--- MATERIAL TO PROCESS ---
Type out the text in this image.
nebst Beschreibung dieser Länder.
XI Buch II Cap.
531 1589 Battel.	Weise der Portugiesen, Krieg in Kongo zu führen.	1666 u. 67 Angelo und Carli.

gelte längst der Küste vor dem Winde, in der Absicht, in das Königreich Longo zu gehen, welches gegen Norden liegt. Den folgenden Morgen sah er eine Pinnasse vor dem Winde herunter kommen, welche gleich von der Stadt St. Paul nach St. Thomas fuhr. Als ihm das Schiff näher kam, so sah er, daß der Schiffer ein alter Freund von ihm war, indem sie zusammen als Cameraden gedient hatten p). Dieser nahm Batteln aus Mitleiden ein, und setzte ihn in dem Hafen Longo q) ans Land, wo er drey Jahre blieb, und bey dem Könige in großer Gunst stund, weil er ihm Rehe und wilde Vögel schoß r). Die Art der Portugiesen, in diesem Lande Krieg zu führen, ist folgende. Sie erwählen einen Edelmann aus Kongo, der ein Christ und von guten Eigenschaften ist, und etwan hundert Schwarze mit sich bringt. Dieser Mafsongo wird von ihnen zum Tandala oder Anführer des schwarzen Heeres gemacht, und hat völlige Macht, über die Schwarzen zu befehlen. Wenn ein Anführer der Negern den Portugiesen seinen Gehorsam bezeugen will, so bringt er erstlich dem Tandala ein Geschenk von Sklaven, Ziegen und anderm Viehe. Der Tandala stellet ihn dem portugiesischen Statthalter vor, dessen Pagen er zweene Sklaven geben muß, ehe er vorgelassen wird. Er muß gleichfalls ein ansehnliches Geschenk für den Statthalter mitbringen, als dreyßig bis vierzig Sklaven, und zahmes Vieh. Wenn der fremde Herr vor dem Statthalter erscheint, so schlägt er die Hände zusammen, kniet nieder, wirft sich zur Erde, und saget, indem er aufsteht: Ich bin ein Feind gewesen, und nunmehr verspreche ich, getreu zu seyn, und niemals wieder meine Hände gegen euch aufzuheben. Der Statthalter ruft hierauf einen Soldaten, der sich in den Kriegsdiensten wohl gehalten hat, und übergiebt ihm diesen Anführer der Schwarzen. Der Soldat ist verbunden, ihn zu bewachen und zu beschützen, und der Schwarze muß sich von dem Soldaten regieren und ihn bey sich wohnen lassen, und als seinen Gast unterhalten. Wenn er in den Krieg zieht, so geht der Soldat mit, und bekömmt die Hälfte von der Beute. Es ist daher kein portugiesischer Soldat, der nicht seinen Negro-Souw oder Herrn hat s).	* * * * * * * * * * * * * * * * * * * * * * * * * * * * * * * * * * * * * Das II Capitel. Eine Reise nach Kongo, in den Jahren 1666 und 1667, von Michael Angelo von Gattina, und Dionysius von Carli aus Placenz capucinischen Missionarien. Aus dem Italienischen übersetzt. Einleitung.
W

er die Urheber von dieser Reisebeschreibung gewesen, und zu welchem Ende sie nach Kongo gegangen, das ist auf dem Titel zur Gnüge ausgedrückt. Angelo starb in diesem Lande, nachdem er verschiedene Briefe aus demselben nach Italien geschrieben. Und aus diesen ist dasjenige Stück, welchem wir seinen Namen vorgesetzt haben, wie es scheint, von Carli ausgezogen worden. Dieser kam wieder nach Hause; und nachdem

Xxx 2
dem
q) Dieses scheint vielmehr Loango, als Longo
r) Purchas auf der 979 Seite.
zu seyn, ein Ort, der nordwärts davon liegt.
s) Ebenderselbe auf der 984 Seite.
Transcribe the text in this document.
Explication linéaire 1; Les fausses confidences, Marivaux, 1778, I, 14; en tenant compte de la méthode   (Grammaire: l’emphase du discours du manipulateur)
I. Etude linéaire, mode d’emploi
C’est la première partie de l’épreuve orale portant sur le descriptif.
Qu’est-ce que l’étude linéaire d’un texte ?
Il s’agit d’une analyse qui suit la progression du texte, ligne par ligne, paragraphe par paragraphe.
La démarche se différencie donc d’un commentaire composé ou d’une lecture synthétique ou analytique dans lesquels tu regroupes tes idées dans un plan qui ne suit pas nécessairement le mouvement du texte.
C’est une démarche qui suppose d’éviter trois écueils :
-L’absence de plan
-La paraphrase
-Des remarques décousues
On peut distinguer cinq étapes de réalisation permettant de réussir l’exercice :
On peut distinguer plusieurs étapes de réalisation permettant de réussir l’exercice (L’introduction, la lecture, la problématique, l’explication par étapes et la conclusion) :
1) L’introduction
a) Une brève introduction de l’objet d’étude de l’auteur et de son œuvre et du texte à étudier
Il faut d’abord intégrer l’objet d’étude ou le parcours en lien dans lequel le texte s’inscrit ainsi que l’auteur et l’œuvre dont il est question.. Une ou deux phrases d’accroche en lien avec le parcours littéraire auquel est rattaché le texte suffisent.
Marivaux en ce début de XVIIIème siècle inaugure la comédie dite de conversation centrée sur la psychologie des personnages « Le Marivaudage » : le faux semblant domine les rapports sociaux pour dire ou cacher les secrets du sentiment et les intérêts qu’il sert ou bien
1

--- TASK PROMPT ---
From the records above, extract everything verbatim.

--- RESULT FOR THIS EXERCISE ---
Type out the text in this image.
nebst Beschreibung dieser Länder.
XI Buch II Cap.
531 1589 Battel.	Weise der Portugiesen, Krieg in Kongo zu führen.	1666 u. 67 Angelo und Carli.

gelte längst der Küste vor dem Winde, in der Absicht, in das Königreich Longo zu gehen, welches gegen Norden liegt. Den folgenden Morgen sah er eine Pinnasse vor dem Winde herunter kommen, welche gleich von der Stadt St. Paul nach St. Thomas fuhr. Als ihm das Schiff näher kam, so sah er, daß der Schiffer ein alter Freund von ihm war, indem sie zusammen als Cameraden gedient hatten p). Dieser nahm Batteln aus Mitleiden ein, und setzte ihn in dem Hafen Longo q) ans Land, wo er drey Jahre blieb, und bey dem Könige in großer Gunst stund, weil er ihm Rehe und wilde Vögel schoß r). Die Art der Portugiesen, in diesem Lande Krieg zu führen, ist folgende. Sie erwählen einen Edelmann aus Kongo, der ein Christ und von guten Eigenschaften ist, und etwan hundert Schwarze mit sich bringt. Dieser Mafsongo wird von ihnen zum Tandala oder Anführer des schwarzen Heeres gemacht, und hat völlige Macht, über die Schwarzen zu befehlen. Wenn ein Anführer der Negern den Portugiesen seinen Gehorsam bezeugen will, so bringt er erstlich dem Tandala ein Geschenk von Sklaven, Ziegen und anderm Viehe. Der Tandala stellet ihn dem portugiesischen Statthalter vor, dessen Pagen er zweene Sklaven geben muß, ehe er vorgelassen wird. Er muß gleichfalls ein ansehnliches Geschenk für den Statthalter mitbringen, als dreyßig bis vierzig Sklaven, und zahmes Vieh. Wenn der fremde Herr vor dem Statthalter erscheint, so schlägt er die Hände zusammen, kniet nieder, wirft sich zur Erde, und saget, indem er aufsteht: Ich bin ein Feind gewesen, und nunmehr verspreche ich, getreu zu seyn, und niemals wieder meine Hände gegen euch aufzuheben. Der Statthalter ruft hierauf einen Soldaten, der sich in den Kriegsdiensten wohl gehalten hat, und übergiebt ihm diesen Anführer der Schwarzen. Der Soldat ist verbunden, ihn zu bewachen und zu beschützen, und der Schwarze muß sich von dem Soldaten regieren und ihn bey sich wohnen lassen, und als seinen Gast unterhalten. Wenn er in den Krieg zieht, so geht der Soldat mit, und bekömmt die Hälfte von der Beute. Es ist daher kein portugiesischer Soldat, der nicht seinen Negro-Souw oder Herrn hat s).	* * * * * * * * * * * * * * * * * * * * * * * * * * * * * * * * * * * * * Das II Capitel. Eine Reise nach Kongo, in den Jahren 1666 und 1667, von Michael Angelo von Gattina, und Dionysius von Carli aus Placenz capucinischen Missionarien. Aus dem Italienischen übersetzt. Einleitung.
W

er die Urheber von dieser Reisebeschreibung gewesen, und zu welchem Ende sie nach Kongo gegangen, das ist auf dem Titel zur Gnüge ausgedrückt. Angelo starb in diesem Lande, nachdem er verschiedene Briefe aus demselben nach Italien geschrieben. Und aus diesen ist dasjenige Stück, welchem wir seinen Namen vorgesetzt haben, wie es scheint, von Carli ausgezogen worden. Dieser kam wieder nach Hause; und nachdem

Xxx 2
dem
q) Dieses scheint vielmehr Loango, als Longo
r) Purchas auf der 979 Seite.
zu seyn, ein Ort, der nordwärts davon liegt.
s) Ebenderselbe auf der 984 Seite.
Transcribe the text in this document.
Explication linéaire 1; Les fausses confidences, Marivaux, 1778, I, 14; en tenant compte de la méthode   (Grammaire: l’emphase du discours du manipulateur)
I. Etude linéaire, mode d’emploi
C’est la première partie de l’épreuve orale portant sur le descriptif.
Qu’est-ce que l’étude linéaire d’un texte ?
Il s’agit d’une analyse qui suit la progression du texte, ligne par ligne, paragraphe par paragraphe.
La démarche se différencie donc d’un commentaire composé ou d’une lecture synthétique ou analytique dans lesquels tu regroupes tes idées dans un plan qui ne suit pas nécessairement le mouvement du texte.
C’est une démarche qui suppose d’éviter trois écueils :
-L’absence de plan
-La paraphrase
-Des remarques décousues
On peut distinguer cinq étapes de réalisation permettant de réussir l’exercice :
On peut distinguer plusieurs étapes de réalisation permettant de réussir l’exercice (L’introduction, la lecture, la problématique, l’explication par étapes et la conclusion) :
1) L’introduction
a) Une brève introduction de l’objet d’étude de l’auteur et de son œuvre et du texte à étudier
Il faut d’abord intégrer l’objet d’étude ou le parcours en lien dans lequel le texte s’inscrit ainsi que l’auteur et l’œuvre dont il est question.. Une ou deux phrases d’accroche en lien avec le parcours littéraire auquel est rattaché le texte suffisent.
Marivaux en ce début de XVIIIème siècle inaugure la comédie dite de conversation centrée sur la psychologie des personnages « Le Marivaudage » : le faux semblant domine les rapports sociaux pour dire ou cacher les secrets du sentiment et les intérêts qu’il sert ou bien
1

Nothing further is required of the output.